### What is needed
Return all lines that include the string "page".

### Information provided
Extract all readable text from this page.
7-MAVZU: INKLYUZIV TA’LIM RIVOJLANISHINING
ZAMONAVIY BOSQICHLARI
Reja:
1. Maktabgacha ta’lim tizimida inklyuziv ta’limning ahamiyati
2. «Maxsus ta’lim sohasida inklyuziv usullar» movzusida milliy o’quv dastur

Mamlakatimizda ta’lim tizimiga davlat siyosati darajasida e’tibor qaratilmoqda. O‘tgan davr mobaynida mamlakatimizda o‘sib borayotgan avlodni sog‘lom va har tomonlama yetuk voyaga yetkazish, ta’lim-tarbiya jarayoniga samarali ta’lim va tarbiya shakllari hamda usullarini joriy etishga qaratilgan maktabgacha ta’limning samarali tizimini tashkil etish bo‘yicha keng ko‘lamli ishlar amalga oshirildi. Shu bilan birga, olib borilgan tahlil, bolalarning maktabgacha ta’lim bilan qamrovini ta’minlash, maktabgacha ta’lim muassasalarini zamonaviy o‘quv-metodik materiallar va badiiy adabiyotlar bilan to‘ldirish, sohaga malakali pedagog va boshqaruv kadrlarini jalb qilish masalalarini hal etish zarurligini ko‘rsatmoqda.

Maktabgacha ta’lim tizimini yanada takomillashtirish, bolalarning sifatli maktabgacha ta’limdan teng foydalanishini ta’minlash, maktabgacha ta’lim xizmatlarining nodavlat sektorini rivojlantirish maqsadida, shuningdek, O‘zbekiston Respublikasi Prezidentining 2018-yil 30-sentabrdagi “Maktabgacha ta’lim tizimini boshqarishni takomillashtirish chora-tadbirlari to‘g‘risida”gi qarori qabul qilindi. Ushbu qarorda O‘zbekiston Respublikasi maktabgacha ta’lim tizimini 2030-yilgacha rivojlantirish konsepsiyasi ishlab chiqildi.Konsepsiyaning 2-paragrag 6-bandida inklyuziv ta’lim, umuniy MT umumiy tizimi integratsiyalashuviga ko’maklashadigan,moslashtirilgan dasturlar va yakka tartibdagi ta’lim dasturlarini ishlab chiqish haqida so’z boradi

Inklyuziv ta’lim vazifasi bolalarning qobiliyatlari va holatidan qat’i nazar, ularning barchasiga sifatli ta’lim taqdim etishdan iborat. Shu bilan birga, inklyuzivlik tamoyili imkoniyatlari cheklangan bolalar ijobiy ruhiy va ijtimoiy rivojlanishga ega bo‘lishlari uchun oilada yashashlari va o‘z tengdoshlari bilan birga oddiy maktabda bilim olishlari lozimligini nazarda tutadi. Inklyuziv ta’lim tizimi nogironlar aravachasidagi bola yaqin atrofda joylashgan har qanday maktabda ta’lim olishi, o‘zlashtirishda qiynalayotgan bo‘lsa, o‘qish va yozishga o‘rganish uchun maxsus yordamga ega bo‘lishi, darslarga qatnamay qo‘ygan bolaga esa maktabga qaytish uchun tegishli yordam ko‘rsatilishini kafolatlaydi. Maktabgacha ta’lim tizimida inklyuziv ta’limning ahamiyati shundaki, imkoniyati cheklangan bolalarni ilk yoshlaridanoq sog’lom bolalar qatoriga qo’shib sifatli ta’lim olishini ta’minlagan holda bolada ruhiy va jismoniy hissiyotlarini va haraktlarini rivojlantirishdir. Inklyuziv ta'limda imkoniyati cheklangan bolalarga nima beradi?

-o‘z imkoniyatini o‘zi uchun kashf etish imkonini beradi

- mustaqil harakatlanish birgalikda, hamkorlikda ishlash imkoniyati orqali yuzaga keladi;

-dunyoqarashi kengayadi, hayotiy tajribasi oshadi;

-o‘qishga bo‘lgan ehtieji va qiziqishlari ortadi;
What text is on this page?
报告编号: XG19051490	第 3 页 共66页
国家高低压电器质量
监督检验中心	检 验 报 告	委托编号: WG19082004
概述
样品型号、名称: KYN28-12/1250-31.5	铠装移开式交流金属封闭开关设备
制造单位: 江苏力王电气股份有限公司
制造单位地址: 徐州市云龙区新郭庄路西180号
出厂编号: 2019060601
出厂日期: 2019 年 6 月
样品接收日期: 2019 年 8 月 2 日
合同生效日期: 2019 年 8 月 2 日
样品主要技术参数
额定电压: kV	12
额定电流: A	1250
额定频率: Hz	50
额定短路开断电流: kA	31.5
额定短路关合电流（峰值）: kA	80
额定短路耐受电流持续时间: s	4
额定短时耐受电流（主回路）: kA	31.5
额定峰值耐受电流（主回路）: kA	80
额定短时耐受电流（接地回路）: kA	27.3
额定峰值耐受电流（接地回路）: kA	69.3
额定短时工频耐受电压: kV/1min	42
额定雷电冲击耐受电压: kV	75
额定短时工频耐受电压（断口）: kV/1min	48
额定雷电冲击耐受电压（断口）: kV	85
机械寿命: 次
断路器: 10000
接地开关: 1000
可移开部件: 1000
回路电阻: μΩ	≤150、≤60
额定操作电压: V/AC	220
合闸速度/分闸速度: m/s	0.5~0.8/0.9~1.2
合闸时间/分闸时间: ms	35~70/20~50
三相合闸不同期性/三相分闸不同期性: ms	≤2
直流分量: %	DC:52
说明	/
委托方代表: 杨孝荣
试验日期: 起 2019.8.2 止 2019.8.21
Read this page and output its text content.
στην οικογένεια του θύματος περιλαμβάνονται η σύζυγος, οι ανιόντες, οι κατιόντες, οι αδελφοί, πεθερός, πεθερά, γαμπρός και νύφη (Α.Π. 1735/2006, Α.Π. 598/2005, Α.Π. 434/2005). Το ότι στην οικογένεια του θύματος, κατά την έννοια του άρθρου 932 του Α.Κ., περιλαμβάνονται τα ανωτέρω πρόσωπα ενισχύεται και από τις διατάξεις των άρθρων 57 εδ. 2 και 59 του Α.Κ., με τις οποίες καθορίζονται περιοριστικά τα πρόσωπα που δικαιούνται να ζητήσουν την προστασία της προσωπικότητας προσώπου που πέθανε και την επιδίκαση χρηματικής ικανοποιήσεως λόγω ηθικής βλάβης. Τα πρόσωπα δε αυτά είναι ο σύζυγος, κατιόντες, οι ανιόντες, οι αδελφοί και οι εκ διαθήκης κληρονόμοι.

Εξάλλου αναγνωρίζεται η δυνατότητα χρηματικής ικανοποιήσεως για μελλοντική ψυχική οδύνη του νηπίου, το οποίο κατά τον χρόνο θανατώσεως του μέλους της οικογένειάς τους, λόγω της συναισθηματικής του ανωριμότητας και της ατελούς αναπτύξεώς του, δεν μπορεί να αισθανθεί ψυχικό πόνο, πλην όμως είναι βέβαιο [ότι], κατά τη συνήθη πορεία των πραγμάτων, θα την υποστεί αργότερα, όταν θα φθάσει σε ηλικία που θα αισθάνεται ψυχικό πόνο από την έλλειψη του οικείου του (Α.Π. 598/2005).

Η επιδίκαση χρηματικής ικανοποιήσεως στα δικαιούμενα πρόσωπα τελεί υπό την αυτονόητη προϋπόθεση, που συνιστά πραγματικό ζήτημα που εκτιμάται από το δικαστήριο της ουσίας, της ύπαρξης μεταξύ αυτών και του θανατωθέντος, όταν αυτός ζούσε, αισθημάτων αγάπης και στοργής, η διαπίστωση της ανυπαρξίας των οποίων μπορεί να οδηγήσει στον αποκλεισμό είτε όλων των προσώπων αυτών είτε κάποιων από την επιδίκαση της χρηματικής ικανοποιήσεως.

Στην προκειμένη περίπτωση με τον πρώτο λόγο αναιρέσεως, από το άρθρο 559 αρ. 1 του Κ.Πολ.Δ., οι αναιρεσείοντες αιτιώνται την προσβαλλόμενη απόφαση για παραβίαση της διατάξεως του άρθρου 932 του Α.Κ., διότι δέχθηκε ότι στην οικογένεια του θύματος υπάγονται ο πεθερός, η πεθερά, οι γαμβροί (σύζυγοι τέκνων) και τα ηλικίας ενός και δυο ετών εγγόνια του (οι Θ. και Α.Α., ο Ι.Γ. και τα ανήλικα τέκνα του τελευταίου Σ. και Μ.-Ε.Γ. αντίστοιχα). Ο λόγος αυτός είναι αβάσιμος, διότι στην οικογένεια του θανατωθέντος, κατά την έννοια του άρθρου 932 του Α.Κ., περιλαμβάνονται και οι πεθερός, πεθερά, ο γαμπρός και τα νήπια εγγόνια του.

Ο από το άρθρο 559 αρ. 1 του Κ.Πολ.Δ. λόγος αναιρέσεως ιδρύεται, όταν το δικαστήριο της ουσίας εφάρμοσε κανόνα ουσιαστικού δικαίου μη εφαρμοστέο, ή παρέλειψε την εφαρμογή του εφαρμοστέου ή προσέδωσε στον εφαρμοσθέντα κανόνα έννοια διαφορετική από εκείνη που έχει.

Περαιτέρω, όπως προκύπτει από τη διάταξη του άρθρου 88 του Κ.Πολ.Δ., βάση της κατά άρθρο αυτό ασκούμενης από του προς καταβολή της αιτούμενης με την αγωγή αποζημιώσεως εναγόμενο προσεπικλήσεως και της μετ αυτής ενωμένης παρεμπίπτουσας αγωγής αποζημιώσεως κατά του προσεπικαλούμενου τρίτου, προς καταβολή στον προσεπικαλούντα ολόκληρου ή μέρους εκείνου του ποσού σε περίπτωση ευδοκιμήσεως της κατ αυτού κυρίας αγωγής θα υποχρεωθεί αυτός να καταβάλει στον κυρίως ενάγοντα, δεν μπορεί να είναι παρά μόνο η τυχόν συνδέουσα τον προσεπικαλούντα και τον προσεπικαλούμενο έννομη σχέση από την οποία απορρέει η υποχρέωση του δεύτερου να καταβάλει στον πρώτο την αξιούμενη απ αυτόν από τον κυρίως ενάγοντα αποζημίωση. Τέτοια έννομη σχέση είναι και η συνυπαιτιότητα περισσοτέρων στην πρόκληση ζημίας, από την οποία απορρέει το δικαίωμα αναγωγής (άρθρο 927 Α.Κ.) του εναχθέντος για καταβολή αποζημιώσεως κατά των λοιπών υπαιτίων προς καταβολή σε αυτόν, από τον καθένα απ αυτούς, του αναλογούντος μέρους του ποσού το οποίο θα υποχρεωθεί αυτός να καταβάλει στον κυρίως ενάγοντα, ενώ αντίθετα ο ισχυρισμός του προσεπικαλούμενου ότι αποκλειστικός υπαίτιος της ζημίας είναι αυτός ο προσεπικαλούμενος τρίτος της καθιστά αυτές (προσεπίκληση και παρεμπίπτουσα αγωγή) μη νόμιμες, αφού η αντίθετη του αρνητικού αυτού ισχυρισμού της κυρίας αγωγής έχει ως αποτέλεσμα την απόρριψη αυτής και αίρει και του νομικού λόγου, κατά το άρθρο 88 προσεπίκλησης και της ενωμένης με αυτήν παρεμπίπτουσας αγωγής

### Right answer
Extract all readable text from this page.
What text is on this page?
Read this page and output its text content.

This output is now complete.